[What is asked]: The records that follow are to be repeated exactly, with the pictures removed.

[Input material]:

* Start *

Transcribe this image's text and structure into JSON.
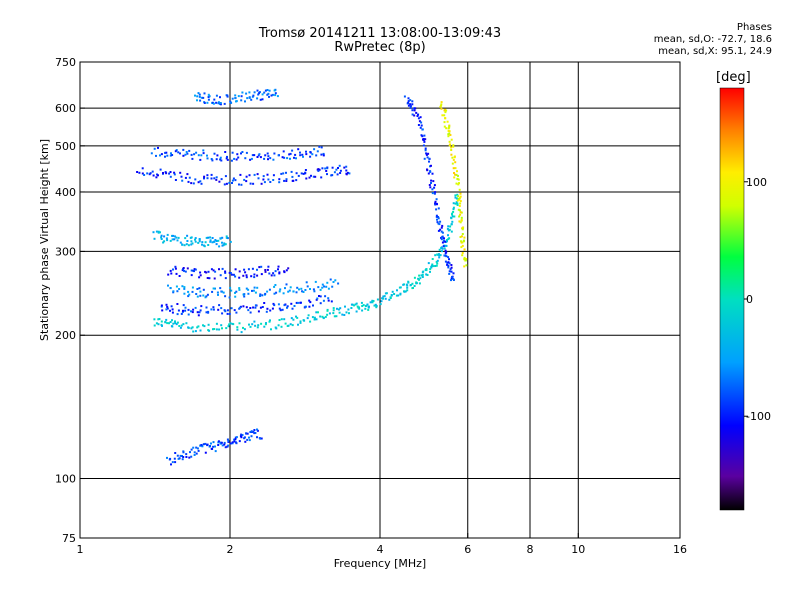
{
  "chart_data": {
    "type": "scatter",
    "title": "Tromsø 20141211 13:08:00-13:09:43",
    "subtitle": "RwPretec (8p)",
    "xlabel": "Frequency [MHz]",
    "ylabel": "Stationary phase Virtual Height [km]",
    "x_scale": "log",
    "y_scale": "log",
    "xlim": [
      1,
      16
    ],
    "ylim": [
      75,
      750
    ],
    "x_ticks": [
      "1",
      "2",
      "4",
      "6",
      "8",
      "10",
      "16"
    ],
    "x_tick_values": [
      1,
      2,
      4,
      6,
      8,
      10,
      16
    ],
    "y_ticks": [
      "75",
      "100",
      "200",
      "300",
      "400",
      "500",
      "600",
      "750"
    ],
    "y_tick_values": [
      75,
      100,
      200,
      300,
      400,
      500,
      600,
      750
    ],
    "grid_x": [
      2,
      4,
      6,
      8,
      10
    ],
    "grid_y": [
      100,
      200,
      300,
      400,
      500,
      600
    ],
    "grid": true,
    "colorbar": {
      "title": "[deg]",
      "range": [
        -180,
        180
      ],
      "ticks": [
        "100",
        "0",
        "-100"
      ],
      "tick_values": [
        100,
        0,
        -100
      ]
    },
    "stats": {
      "heading": "Phases",
      "line_o": "mean, sd,O: -72.7, 18.6",
      "line_x": "mean, sd,X:  95.1, 24.9"
    },
    "traces": [
      {
        "x": [
          1.4,
          1.6,
          2.0,
          2.5,
          3.0,
          3.5,
          3.9,
          4.4,
          4.8,
          5.2,
          5.5,
          5.7
        ],
        "y": [
          215,
          210,
          208,
          212,
          220,
          228,
          235,
          250,
          265,
          290,
          330,
          400
        ],
        "phase": -20
      },
      {
        "x": [
          1.45,
          1.7,
          2.1,
          2.6,
          3.2
        ],
        "y": [
          230,
          226,
          228,
          232,
          240
        ],
        "phase": -90
      },
      {
        "x": [
          1.5,
          1.8,
          2.2,
          2.7,
          3.3
        ],
        "y": [
          250,
          246,
          248,
          252,
          258
        ],
        "phase": -60
      },
      {
        "x": [
          1.5,
          1.8,
          2.2,
          2.6
        ],
        "y": [
          275,
          270,
          272,
          276
        ],
        "phase": -100
      },
      {
        "x": [
          1.4,
          1.6,
          1.8,
          2.0
        ],
        "y": [
          325,
          318,
          315,
          318
        ],
        "phase": -40
      },
      {
        "x": [
          1.3,
          1.6,
          2.0,
          2.5,
          3.0,
          3.5
        ],
        "y": [
          445,
          430,
          425,
          430,
          440,
          450
        ],
        "phase": -95
      },
      {
        "x": [
          1.4,
          1.7,
          2.1,
          2.6,
          3.1
        ],
        "y": [
          490,
          480,
          478,
          482,
          490
        ],
        "phase": -85
      },
      {
        "x": [
          1.7,
          1.9,
          2.2,
          2.5
        ],
        "y": [
          635,
          628,
          640,
          645
        ],
        "phase": -70
      },
      {
        "x": [
          4.5,
          4.8,
          5.0,
          5.2,
          5.4,
          5.6
        ],
        "y": [
          640,
          560,
          450,
          360,
          300,
          260
        ],
        "phase": -95
      },
      {
        "x": [
          5.3,
          5.5,
          5.7,
          5.8,
          5.9
        ],
        "y": [
          620,
          520,
          420,
          340,
          280
        ],
        "phase": 95
      },
      {
        "x": [
          1.5,
          1.7,
          1.9,
          2.1,
          2.3
        ],
        "y": [
          110,
          115,
          118,
          122,
          125
        ],
        "phase": -85
      }
    ]
  }
}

* End *

[Finished answer]:
Transcribe this image's text and structure into JSON.
{
  "chart_data": {
    "type": "scatter",
    "title": "Tromsø 20141211 13:08:00-13:09:43",
    "subtitle": "RwPretec (8p)",
    "xlabel": "Frequency [MHz]",
    "ylabel": "Stationary phase Virtual Height [km]",
    "x_scale": "log",
    "y_scale": "log",
    "xlim": [
      1,
      16
    ],
    "ylim": [
      75,
      750
    ],
    "x_ticks": [
      "1",
      "2",
      "4",
      "6",
      "8",
      "10",
      "16"
    ],
    "x_tick_values": [
      1,
      2,
      4,
      6,
      8,
      10,
      16
    ],
    "y_ticks": [
      "75",
      "100",
      "200",
      "300",
      "400",
      "500",
      "600",
      "750"
    ],
    "y_tick_values": [
      75,
      100,
      200,
      300,
      400,
      500,
      600,
      750
    ],
    "grid_x": [
      2,
      4,
      6,
      8,
      10
    ],
    "grid_y": [
      100,
      200,
      300,
      400,
      500,
      600
    ],
    "grid": true,
    "colorbar": {
      "title": "[deg]",
      "range": [
        -180,
        180
      ],
      "ticks": [
        "100",
        "0",
        "-100"
      ],
      "tick_values": [
        100,
        0,
        -100
      ]
    },
    "stats": {
      "heading": "Phases",
      "line_o": "mean, sd,O: -72.7, 18.6",
      "line_x": "mean, sd,X:  95.1, 24.9"
    },
    "traces": [
      {
        "x": [
          1.4,
          1.6,
          2.0,
          2.5,
          3.0,
          3.5,
          3.9,
          4.4,
          4.8,
          5.2,
          5.5,
          5.7
        ],
        "y": [
          215,
          210,
          208,
          212,
          220,
          228,
          235,
          250,
          265,
          290,
          330,
          400
        ],
        "phase": -20
      },
      {
        "x": [
          1.45,
          1.7,
          2.1,
          2.6,
          3.2
        ],
        "y": [
          230,
          226,
          228,
          232,
          240
        ],
        "phase": -90
      },
      {
        "x": [
          1.5,
          1.8,
          2.2,
          2.7,
          3.3
        ],
        "y": [
          250,
          246,
          248,
          252,
          258
        ],
        "phase": -60
      },
      {
        "x": [
          1.5,
          1.8,
          2.2,
          2.6
        ],
        "y": [
          275,
          270,
          272,
          276
        ],
        "phase": -100
      },
      {
        "x": [
          1.4,
          1.6,
          1.8,
          2.0
        ],
        "y": [
          325,
          318,
          315,
          318
        ],
        "phase": -40
      },
      {
        "x": [
          1.3,
          1.6,
          2.0,
          2.5,
          3.0,
          3.5
        ],
        "y": [
          445,
          430,
          425,
          430,
          440,
          450
        ],
        "phase": -95
      },
      {
        "x": [
          1.4,
          1.7,
          2.1,
          2.6,
          3.1
        ],
        "y": [
          490,
          480,
          478,
          482,
          490
        ],
        "phase": -85
      },
      {
        "x": [
          1.7,
          1.9,
          2.2,
          2.5
        ],
        "y": [
          635,
          628,
          640,
          645
        ],
        "phase": -70
      },
      {
        "x": [
          4.5,
          4.8,
          5.0,
          5.2,
          5.4,
          5.6
        ],
        "y": [
          640,
          560,
          450,
          360,
          300,
          260
        ],
        "phase": -95
      },
      {
        "x": [
          5.3,
          5.5,
          5.7,
          5.8,
          5.9
        ],
        "y": [
          620,
          520,
          420,
          340,
          280
        ],
        "phase": 95
      },
      {
        "x": [
          1.5,
          1.7,
          1.9,
          2.1,
          2.3
        ],
        "y": [
          110,
          115,
          118,
          122,
          125
        ],
        "phase": -85
      }
    ]
  }
}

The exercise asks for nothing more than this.